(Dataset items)
--- --- ---

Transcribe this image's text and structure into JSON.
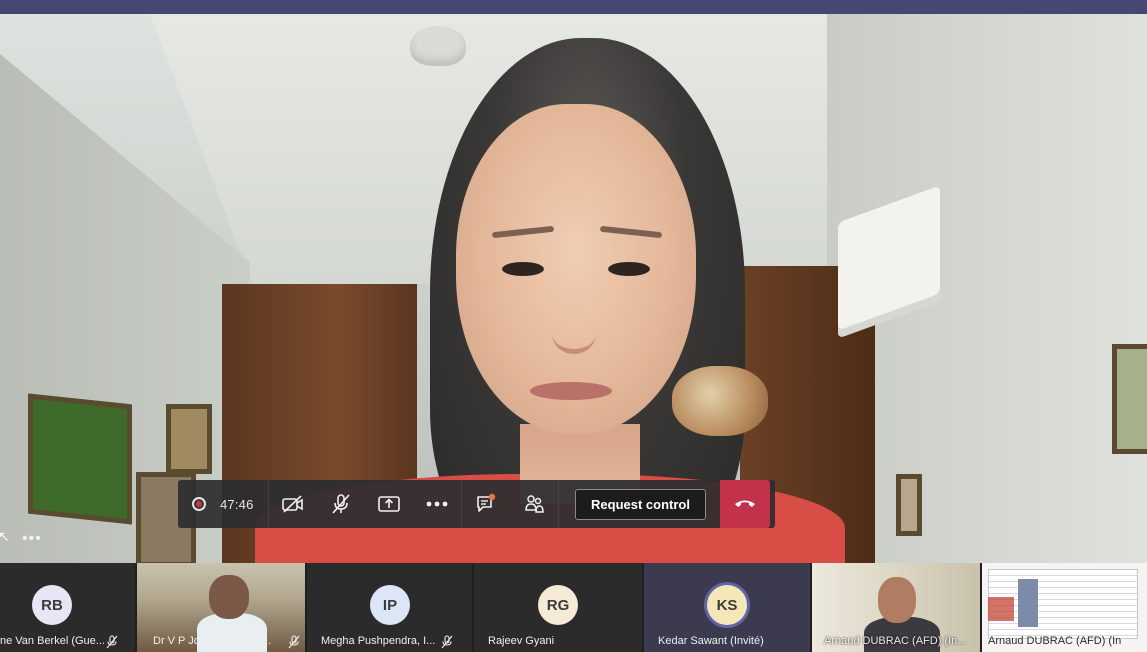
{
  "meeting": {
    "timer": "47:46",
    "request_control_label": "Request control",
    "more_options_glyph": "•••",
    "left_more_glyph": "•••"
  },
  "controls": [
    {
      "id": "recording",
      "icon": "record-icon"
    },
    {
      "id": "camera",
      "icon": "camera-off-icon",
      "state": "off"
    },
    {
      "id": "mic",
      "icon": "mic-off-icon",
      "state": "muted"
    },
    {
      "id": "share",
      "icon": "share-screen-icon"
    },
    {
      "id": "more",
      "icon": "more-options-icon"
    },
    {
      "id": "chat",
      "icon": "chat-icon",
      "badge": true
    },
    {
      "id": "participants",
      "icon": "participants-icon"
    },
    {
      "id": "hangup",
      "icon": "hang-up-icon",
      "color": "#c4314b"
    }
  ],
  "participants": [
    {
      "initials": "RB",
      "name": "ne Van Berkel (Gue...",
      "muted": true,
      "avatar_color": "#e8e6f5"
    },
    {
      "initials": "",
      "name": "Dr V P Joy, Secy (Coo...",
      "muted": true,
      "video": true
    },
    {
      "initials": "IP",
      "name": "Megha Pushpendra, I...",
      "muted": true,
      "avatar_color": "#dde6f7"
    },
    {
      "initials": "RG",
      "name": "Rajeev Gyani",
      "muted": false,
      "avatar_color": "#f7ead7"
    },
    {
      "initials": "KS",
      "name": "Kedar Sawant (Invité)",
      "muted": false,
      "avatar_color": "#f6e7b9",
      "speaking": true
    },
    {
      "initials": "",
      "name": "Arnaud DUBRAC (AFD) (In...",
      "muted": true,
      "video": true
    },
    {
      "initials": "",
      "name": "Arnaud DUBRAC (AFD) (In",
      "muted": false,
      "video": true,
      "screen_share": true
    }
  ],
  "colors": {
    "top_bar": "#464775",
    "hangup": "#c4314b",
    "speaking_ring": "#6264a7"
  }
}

--- --- ---

Omit the pictures and reproduce the listing exactly.

Transcribe this image's text and structure into JSON.
{
  "meeting": {
    "timer": "47:46",
    "request_control_label": "Request control",
    "more_options_glyph": "•••",
    "left_more_glyph": "•••"
  },
  "controls": [
    {
      "id": "recording",
      "icon": "record-icon"
    },
    {
      "id": "camera",
      "icon": "camera-off-icon",
      "state": "off"
    },
    {
      "id": "mic",
      "icon": "mic-off-icon",
      "state": "muted"
    },
    {
      "id": "share",
      "icon": "share-screen-icon"
    },
    {
      "id": "more",
      "icon": "more-options-icon"
    },
    {
      "id": "chat",
      "icon": "chat-icon",
      "badge": true
    },
    {
      "id": "participants",
      "icon": "participants-icon"
    },
    {
      "id": "hangup",
      "icon": "hang-up-icon",
      "color": "#c4314b"
    }
  ],
  "participants": [
    {
      "initials": "RB",
      "name": "ne Van Berkel (Gue...",
      "muted": true,
      "avatar_color": "#e8e6f5"
    },
    {
      "initials": "",
      "name": "Dr V P Joy, Secy (Coo...",
      "muted": true,
      "video": true
    },
    {
      "initials": "IP",
      "name": "Megha Pushpendra, I...",
      "muted": true,
      "avatar_color": "#dde6f7"
    },
    {
      "initials": "RG",
      "name": "Rajeev Gyani",
      "muted": false,
      "avatar_color": "#f7ead7"
    },
    {
      "initials": "KS",
      "name": "Kedar Sawant (Invité)",
      "muted": false,
      "avatar_color": "#f6e7b9",
      "speaking": true
    },
    {
      "initials": "",
      "name": "Arnaud DUBRAC (AFD) (In...",
      "muted": true,
      "video": true
    },
    {
      "initials": "",
      "name": "Arnaud DUBRAC (AFD) (In",
      "muted": false,
      "video": true,
      "screen_share": true
    }
  ],
  "colors": {
    "top_bar": "#464775",
    "hangup": "#c4314b",
    "speaking_ring": "#6264a7"
  }
}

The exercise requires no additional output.